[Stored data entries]
- - - - - - -
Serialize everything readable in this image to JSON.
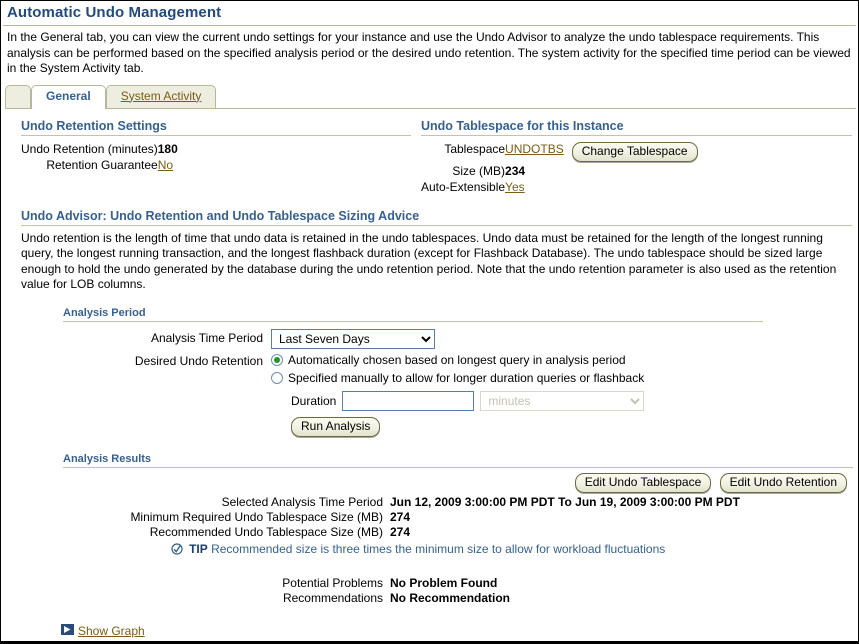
{
  "page": {
    "title": "Automatic Undo Management",
    "intro": "In the General tab, you can view the current undo settings for your instance and use the Undo Advisor to analyze the undo tablespace requirements. This analysis can be performed based on the specified analysis period or the desired undo retention. The system activity for the specified time period can be viewed in the System Activity tab."
  },
  "tabs": [
    {
      "label": "General",
      "selected": true
    },
    {
      "label": "System Activity",
      "selected": false
    }
  ],
  "undo_retention_settings": {
    "heading": "Undo Retention Settings",
    "rows": [
      {
        "label": "Undo Retention (minutes)",
        "value": "180",
        "type": "text"
      },
      {
        "label": "Retention Guarantee",
        "value": "No",
        "type": "link"
      }
    ]
  },
  "undo_tablespace": {
    "heading": "Undo Tablespace for this Instance",
    "rows": [
      {
        "label": "Tablespace",
        "value": "UNDOTBS",
        "type": "link"
      },
      {
        "label": "Size (MB)",
        "value": "234",
        "type": "text"
      },
      {
        "label": "Auto-Extensible",
        "value": "Yes",
        "type": "link"
      }
    ],
    "change_tablespace_button": "Change Tablespace"
  },
  "advisor": {
    "heading": "Undo Advisor: Undo Retention and Undo Tablespace Sizing Advice",
    "description": "Undo retention is the length of time that undo data is retained in the undo tablespaces. Undo data must be retained for the length of the longest running query, the longest running transaction, and the longest flashback duration (except for Flashback Database). The undo tablespace should be sized large enough to hold the undo generated by the database during the undo retention period. Note that the undo retention parameter is also used as the retention value for LOB columns."
  },
  "analysis_period": {
    "heading": "Analysis Period",
    "time_period_label": "Analysis Time Period",
    "time_period_value": "Last Seven Days",
    "time_period_options": [
      "Last Seven Days"
    ],
    "desired_undo_retention_label": "Desired Undo Retention",
    "radio_auto_label": "Automatically chosen based on longest query in analysis period",
    "radio_manual_label": "Specified manually to allow for longer duration queries or flashback",
    "duration_label": "Duration",
    "duration_value": "",
    "duration_units_value": "minutes",
    "duration_units_options": [
      "minutes"
    ],
    "run_analysis_button": "Run Analysis"
  },
  "analysis_results": {
    "heading": "Analysis Results",
    "edit_undo_tablespace_button": "Edit Undo Tablespace",
    "edit_undo_retention_button": "Edit Undo Retention",
    "rows": [
      {
        "label": "Selected Analysis Time Period",
        "value": "Jun 12, 2009 3:00:00 PM PDT To Jun 19, 2009 3:00:00 PM PDT"
      },
      {
        "label": "Minimum Required Undo Tablespace Size (MB)",
        "value": "274"
      },
      {
        "label": "Recommended Undo Tablespace Size (MB)",
        "value": "274"
      }
    ],
    "tip_word": "TIP",
    "tip_text": "Recommended size is three times the minimum size to allow for workload fluctuations",
    "problem_rows": [
      {
        "label": "Potential Problems",
        "value": "No Problem Found"
      },
      {
        "label": "Recommendations",
        "value": "No Recommendation"
      }
    ]
  },
  "show_graph": {
    "label": "Show Graph"
  },
  "colors": {
    "heading_blue": "#36618f",
    "title_blue": "#234a80",
    "link_brown": "#7a5c14",
    "rule_olive": "#b7b79c",
    "tab_bg": "#eeeee0",
    "button_border": "#6b6b3f",
    "radio_green": "#1f9a1f",
    "tip_blue": "#36618f"
  }
}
- - - - - - -
Problem to solve: Copy out every line of the data that includes the word "Recommended".

Solution for this problem:
        "label": "Recommended Undo Tablespace Size (MB)",
    "tip_text": "Recommended size is three times the minimum size to allow for workload fluctuations",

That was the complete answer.